*SHORT TASK*: Write out all of the lines below, exactly and completely.

— START OF INPUT —

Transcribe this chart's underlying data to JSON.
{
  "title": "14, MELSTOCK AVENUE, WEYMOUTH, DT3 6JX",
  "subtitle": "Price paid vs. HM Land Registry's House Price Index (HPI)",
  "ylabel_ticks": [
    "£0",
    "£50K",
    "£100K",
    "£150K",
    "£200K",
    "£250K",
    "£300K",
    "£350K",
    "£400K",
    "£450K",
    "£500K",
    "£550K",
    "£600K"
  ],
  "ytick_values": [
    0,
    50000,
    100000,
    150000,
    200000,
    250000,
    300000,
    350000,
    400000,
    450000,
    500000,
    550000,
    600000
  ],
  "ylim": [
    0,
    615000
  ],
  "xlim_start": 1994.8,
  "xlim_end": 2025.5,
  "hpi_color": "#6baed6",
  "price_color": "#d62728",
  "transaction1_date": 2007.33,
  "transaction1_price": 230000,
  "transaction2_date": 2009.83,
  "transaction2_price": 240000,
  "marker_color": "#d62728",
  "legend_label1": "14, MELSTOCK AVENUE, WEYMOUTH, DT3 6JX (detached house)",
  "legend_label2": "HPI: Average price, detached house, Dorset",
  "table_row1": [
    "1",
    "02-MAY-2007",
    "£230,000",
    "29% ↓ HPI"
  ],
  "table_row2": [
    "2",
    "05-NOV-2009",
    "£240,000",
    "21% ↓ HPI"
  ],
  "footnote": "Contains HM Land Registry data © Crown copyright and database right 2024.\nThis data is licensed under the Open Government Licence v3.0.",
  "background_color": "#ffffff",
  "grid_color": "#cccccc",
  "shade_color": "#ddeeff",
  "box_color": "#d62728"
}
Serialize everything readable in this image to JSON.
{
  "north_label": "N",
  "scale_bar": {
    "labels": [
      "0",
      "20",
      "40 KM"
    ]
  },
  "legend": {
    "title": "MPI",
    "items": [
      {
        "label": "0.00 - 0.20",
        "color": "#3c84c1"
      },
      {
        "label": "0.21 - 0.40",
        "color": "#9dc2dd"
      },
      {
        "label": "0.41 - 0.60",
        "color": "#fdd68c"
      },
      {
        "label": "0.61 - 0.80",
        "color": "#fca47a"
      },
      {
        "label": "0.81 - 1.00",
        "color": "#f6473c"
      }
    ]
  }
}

— END OF INPUT —

*RESPONSE FOR THIS EXERCISE*:
Transcribe this chart's underlying data to JSON.
{
  "title": "14, MELSTOCK AVENUE, WEYMOUTH, DT3 6JX",
  "subtitle": "Price paid vs. HM Land Registry's House Price Index (HPI)",
  "ylabel_ticks": [
    "£0",
    "£50K",
    "£100K",
    "£150K",
    "£200K",
    "£250K",
    "£300K",
    "£350K",
    "£400K",
    "£450K",
    "£500K",
    "£550K",
    "£600K"
  ],
  "ytick_values": [
    0,
    50000,
    100000,
    150000,
    200000,
    250000,
    300000,
    350000,
    400000,
    450000,
    500000,
    550000,
    600000
  ],
  "ylim": [
    0,
    615000
  ],
  "xlim_start": 1994.8,
  "xlim_end": 2025.5,
  "hpi_color": "#6baed6",
  "price_color": "#d62728",
  "transaction1_date": 2007.33,
  "transaction1_price": 230000,
  "transaction2_date": 2009.83,
  "transaction2_price": 240000,
  "marker_color": "#d62728",
  "legend_label1": "14, MELSTOCK AVENUE, WEYMOUTH, DT3 6JX (detached house)",
  "legend_label2": "HPI: Average price, detached house, Dorset",
  "table_row1": [
    "1",
    "02-MAY-2007",
    "£230,000",
    "29% ↓ HPI"
  ],
  "table_row2": [
    "2",
    "05-NOV-2009",
    "£240,000",
    "21% ↓ HPI"
  ],
  "footnote": "Contains HM Land Registry data © Crown copyright and database right 2024.\nThis data is licensed under the Open Government Licence v3.0.",
  "background_color": "#ffffff",
  "grid_color": "#cccccc",
  "shade_color": "#ddeeff",
  "box_color": "#d62728"
}
Serialize everything readable in this image to JSON.
{
  "north_label": "N",
  "scale_bar": {
    "labels": [
      "0",
      "20",
      "40 KM"
    ]
  },
  "legend": {
    "title": "MPI",
    "items": [
      {
        "label": "0.00 - 0.20",
        "color": "#3c84c1"
      },
      {
        "label": "0.21 - 0.40",
        "color": "#9dc2dd"
      },
      {
        "label": "0.41 - 0.60",
        "color": "#fdd68c"
      },
      {
        "label": "0.61 - 0.80",
        "color": "#fca47a"
      },
      {
        "label": "0.81 - 1.00",
        "color": "#f6473c"
      }
    ]
  }
}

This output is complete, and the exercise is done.